* Objective: Read the listing and extract each line that includes the word "image".
begin Records shown
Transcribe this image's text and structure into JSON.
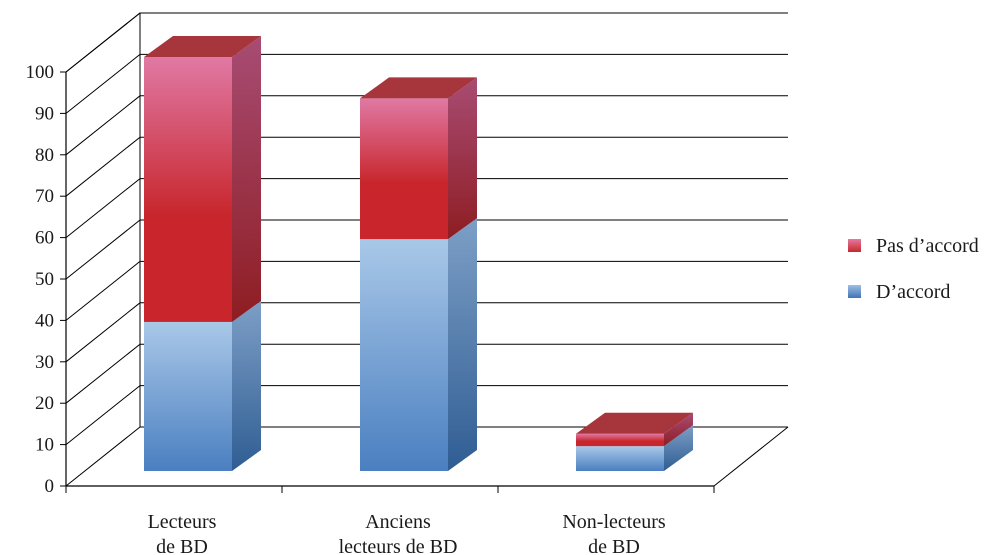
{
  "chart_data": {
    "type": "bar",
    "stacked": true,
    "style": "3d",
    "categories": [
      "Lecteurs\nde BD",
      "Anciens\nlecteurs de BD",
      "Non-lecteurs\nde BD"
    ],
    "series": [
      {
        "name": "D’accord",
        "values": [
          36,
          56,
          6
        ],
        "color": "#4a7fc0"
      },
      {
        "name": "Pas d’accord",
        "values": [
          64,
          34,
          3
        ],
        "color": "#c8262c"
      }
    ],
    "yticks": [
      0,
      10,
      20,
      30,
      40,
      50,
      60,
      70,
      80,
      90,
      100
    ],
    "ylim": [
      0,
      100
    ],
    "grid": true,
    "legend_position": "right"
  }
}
end Records shown
begin Records shown
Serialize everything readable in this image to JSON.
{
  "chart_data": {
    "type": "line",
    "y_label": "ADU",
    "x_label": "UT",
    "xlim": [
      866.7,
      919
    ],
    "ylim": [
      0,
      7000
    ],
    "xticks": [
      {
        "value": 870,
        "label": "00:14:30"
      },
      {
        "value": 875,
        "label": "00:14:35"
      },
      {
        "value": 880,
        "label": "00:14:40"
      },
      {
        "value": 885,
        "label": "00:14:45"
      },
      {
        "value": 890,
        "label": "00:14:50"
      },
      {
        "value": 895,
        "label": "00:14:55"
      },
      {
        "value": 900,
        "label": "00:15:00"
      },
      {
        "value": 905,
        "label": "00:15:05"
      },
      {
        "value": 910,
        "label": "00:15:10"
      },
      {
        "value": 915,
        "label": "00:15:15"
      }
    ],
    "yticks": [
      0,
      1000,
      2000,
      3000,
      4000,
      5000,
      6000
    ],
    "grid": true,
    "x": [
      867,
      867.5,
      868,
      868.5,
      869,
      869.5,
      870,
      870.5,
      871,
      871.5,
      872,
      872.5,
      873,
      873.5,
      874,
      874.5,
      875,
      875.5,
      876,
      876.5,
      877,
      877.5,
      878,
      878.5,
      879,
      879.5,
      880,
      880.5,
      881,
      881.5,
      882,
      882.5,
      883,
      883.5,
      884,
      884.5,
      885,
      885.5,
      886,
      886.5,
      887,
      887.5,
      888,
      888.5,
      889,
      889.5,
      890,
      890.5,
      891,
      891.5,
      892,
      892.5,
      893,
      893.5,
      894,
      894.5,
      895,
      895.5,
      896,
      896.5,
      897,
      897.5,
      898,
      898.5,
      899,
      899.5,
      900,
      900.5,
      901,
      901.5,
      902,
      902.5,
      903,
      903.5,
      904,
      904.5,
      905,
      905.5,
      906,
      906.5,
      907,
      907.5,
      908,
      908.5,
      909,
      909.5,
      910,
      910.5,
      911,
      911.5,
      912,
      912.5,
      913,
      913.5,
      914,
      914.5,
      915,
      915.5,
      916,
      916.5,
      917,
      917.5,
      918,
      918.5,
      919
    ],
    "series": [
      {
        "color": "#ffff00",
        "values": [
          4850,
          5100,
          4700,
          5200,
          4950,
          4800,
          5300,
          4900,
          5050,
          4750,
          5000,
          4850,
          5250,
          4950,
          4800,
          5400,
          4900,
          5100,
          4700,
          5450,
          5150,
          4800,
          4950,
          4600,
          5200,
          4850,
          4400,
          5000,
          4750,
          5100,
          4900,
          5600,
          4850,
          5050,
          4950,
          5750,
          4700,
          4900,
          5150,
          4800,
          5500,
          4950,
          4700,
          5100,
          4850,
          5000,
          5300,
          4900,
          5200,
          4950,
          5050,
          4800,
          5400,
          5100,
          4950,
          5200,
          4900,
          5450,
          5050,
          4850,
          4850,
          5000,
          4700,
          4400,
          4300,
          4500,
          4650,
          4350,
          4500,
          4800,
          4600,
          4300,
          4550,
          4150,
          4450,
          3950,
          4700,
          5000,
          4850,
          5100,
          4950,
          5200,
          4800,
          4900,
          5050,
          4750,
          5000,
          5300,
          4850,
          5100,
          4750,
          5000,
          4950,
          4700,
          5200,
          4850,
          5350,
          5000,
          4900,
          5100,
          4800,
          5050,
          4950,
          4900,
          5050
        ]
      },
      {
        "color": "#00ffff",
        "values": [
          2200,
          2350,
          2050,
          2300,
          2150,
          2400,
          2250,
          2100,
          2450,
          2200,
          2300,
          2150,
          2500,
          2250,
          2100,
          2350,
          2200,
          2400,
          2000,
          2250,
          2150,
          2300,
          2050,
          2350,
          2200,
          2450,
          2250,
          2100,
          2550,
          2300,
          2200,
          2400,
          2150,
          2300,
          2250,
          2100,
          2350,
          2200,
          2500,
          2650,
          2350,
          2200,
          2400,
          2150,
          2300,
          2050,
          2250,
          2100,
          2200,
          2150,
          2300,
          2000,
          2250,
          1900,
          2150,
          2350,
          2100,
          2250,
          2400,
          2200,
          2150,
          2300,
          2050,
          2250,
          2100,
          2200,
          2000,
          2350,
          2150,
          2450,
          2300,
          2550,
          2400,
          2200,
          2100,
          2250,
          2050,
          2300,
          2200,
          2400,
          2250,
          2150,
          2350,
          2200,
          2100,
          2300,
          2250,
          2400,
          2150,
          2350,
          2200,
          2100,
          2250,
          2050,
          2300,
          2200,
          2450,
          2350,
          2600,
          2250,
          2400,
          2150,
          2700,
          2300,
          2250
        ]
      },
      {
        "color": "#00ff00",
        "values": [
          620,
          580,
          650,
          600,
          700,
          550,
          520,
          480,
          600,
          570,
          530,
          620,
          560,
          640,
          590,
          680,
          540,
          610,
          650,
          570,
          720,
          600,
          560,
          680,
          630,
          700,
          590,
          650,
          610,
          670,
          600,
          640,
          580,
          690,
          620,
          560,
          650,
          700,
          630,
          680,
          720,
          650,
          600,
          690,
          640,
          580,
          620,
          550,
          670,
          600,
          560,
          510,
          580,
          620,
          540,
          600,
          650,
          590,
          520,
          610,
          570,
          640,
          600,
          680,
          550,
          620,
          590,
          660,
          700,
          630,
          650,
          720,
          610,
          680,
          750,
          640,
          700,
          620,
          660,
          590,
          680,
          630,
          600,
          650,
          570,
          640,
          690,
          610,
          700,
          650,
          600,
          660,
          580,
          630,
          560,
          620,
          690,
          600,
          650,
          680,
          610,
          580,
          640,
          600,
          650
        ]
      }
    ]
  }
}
end Records shown
* Solution to the problem:
Transcribe this image's text and structure into JSON.
Serialize everything readable in this image to JSON.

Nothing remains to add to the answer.